Each record must be retyped in full. No character may differ.

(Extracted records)
== == ==
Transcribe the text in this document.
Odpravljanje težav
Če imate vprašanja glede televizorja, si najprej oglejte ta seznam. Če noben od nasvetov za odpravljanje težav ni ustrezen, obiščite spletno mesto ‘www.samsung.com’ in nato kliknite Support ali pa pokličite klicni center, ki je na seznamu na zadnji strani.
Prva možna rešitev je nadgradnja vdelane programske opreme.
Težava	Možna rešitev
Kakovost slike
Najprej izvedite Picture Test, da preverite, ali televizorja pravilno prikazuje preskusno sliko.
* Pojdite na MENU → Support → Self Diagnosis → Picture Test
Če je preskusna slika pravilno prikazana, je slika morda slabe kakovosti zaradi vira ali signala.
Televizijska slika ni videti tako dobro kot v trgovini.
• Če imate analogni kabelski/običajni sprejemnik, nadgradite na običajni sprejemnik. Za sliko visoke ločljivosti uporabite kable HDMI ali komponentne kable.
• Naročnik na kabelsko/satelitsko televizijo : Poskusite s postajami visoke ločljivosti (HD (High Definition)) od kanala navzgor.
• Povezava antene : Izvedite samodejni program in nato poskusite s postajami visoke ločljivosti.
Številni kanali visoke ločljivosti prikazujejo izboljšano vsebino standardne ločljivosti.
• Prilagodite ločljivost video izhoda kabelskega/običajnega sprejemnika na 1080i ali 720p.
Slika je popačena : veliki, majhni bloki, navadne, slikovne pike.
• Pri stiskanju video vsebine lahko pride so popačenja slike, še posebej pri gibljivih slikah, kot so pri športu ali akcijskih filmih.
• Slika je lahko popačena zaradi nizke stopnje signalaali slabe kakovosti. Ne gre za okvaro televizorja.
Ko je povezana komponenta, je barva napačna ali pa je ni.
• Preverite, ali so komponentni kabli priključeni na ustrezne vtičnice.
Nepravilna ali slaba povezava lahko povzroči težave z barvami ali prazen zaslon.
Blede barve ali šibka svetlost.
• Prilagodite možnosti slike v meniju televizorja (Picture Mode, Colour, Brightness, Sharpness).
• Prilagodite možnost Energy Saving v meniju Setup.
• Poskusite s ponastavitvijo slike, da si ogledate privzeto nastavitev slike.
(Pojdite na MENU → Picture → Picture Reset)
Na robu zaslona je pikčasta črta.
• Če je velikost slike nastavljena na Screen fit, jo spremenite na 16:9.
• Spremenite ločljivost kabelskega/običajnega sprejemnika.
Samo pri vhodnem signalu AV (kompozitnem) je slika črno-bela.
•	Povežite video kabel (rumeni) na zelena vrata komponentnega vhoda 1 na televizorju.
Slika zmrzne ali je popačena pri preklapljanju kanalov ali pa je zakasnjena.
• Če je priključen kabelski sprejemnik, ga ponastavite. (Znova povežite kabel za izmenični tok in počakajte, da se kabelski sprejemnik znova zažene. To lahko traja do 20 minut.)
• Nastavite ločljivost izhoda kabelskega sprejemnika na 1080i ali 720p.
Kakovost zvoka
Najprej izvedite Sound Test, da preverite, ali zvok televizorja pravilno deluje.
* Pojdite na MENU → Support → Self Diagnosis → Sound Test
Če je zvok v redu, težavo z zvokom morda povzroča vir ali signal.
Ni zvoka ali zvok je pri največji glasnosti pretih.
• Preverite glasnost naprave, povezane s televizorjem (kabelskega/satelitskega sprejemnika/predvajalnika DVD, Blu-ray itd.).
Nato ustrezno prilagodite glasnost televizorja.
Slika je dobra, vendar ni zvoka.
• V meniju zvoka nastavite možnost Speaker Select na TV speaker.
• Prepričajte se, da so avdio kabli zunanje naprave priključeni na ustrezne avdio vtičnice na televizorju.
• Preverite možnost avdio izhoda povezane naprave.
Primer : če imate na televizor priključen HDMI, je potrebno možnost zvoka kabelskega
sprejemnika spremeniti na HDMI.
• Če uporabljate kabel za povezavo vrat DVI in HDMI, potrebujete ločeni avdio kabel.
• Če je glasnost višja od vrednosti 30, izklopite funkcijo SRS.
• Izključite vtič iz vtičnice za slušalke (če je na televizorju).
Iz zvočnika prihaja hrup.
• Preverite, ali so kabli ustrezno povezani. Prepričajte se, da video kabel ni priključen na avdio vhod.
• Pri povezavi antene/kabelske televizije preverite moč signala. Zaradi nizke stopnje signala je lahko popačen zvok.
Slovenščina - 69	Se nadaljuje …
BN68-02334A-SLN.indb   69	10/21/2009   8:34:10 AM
== == ==
> Task output:
Transcribe the text in this document.
Odpravljanje težav
Če imate vprašanja glede televizorja, si najprej oglejte ta seznam. Če noben od nasvetov za odpravljanje težav ni ustrezen, obiščite spletno mesto ‘www.samsung.com’ in nato kliknite Support ali pa pokličite klicni center, ki je na seznamu na zadnji strani.
Prva možna rešitev je nadgradnja vdelane programske opreme.
Težava	Možna rešitev
Kakovost slike
Najprej izvedite Picture Test, da preverite, ali televizorja pravilno prikazuje preskusno sliko.
* Pojdite na MENU → Support → Self Diagnosis → Picture Test
Če je preskusna slika pravilno prikazana, je slika morda slabe kakovosti zaradi vira ali signala.
Televizijska slika ni videti tako dobro kot v trgovini.
• Če imate analogni kabelski/običajni sprejemnik, nadgradite na običajni sprejemnik. Za sliko visoke ločljivosti uporabite kable HDMI ali komponentne kable.
• Naročnik na kabelsko/satelitsko televizijo : Poskusite s postajami visoke ločljivosti (HD (High Definition)) od kanala navzgor.
• Povezava antene : Izvedite samodejni program in nato poskusite s postajami visoke ločljivosti.
Številni kanali visoke ločljivosti prikazujejo izboljšano vsebino standardne ločljivosti.
• Prilagodite ločljivost video izhoda kabelskega/običajnega sprejemnika na 1080i ali 720p.
Slika je popačena : veliki, majhni bloki, navadne, slikovne pike.
• Pri stiskanju video vsebine lahko pride so popačenja slike, še posebej pri gibljivih slikah, kot so pri športu ali akcijskih filmih.
• Slika je lahko popačena zaradi nizke stopnje signalaali slabe kakovosti. Ne gre za okvaro televizorja.
Ko je povezana komponenta, je barva napačna ali pa je ni.
• Preverite, ali so komponentni kabli priključeni na ustrezne vtičnice.
Nepravilna ali slaba povezava lahko povzroči težave z barvami ali prazen zaslon.
Blede barve ali šibka svetlost.
• Prilagodite možnosti slike v meniju televizorja (Picture Mode, Colour, Brightness, Sharpness).
• Prilagodite možnost Energy Saving v meniju Setup.
• Poskusite s ponastavitvijo slike, da si ogledate privzeto nastavitev slike.
(Pojdite na MENU → Picture → Picture Reset)
Na robu zaslona je pikčasta črta.
• Če je velikost slike nastavljena na Screen fit, jo spremenite na 16:9.
• Spremenite ločljivost kabelskega/običajnega sprejemnika.
Samo pri vhodnem signalu AV (kompozitnem) je slika črno-bela.
•	Povežite video kabel (rumeni) na zelena vrata komponentnega vhoda 1 na televizorju.
Slika zmrzne ali je popačena pri preklapljanju kanalov ali pa je zakasnjena.
• Če je priključen kabelski sprejemnik, ga ponastavite. (Znova povežite kabel za izmenični tok in počakajte, da se kabelski sprejemnik znova zažene. To lahko traja do 20 minut.)
• Nastavite ločljivost izhoda kabelskega sprejemnika na 1080i ali 720p.
Kakovost zvoka
Najprej izvedite Sound Test, da preverite, ali zvok televizorja pravilno deluje.
* Pojdite na MENU → Support → Self Diagnosis → Sound Test
Če je zvok v redu, težavo z zvokom morda povzroča vir ali signal.
Ni zvoka ali zvok je pri največji glasnosti pretih.
• Preverite glasnost naprave, povezane s televizorjem (kabelskega/satelitskega sprejemnika/predvajalnika DVD, Blu-ray itd.).
Nato ustrezno prilagodite glasnost televizorja.
Slika je dobra, vendar ni zvoka.
• V meniju zvoka nastavite možnost Speaker Select na TV speaker.
• Prepričajte se, da so avdio kabli zunanje naprave priključeni na ustrezne avdio vtičnice na televizorju.
• Preverite možnost avdio izhoda povezane naprave.
Primer : če imate na televizor priključen HDMI, je potrebno možnost zvoka kabelskega
sprejemnika spremeniti na HDMI.
• Če uporabljate kabel za povezavo vrat DVI in HDMI, potrebujete ločeni avdio kabel.
• Če je glasnost višja od vrednosti 30, izklopite funkcijo SRS.
• Izključite vtič iz vtičnice za slušalke (če je na televizorju).
Iz zvočnika prihaja hrup.
• Preverite, ali so kabli ustrezno povezani. Prepričajte se, da video kabel ni priključen na avdio vhod.
• Pri povezavi antene/kabelske televizije preverite moč signala. Zaradi nizke stopnje signala je lahko popačen zvok.
Slovenščina - 69	Se nadaljuje …
BN68-02334A-SLN.indb   69	10/21/2009   8:34:10 AM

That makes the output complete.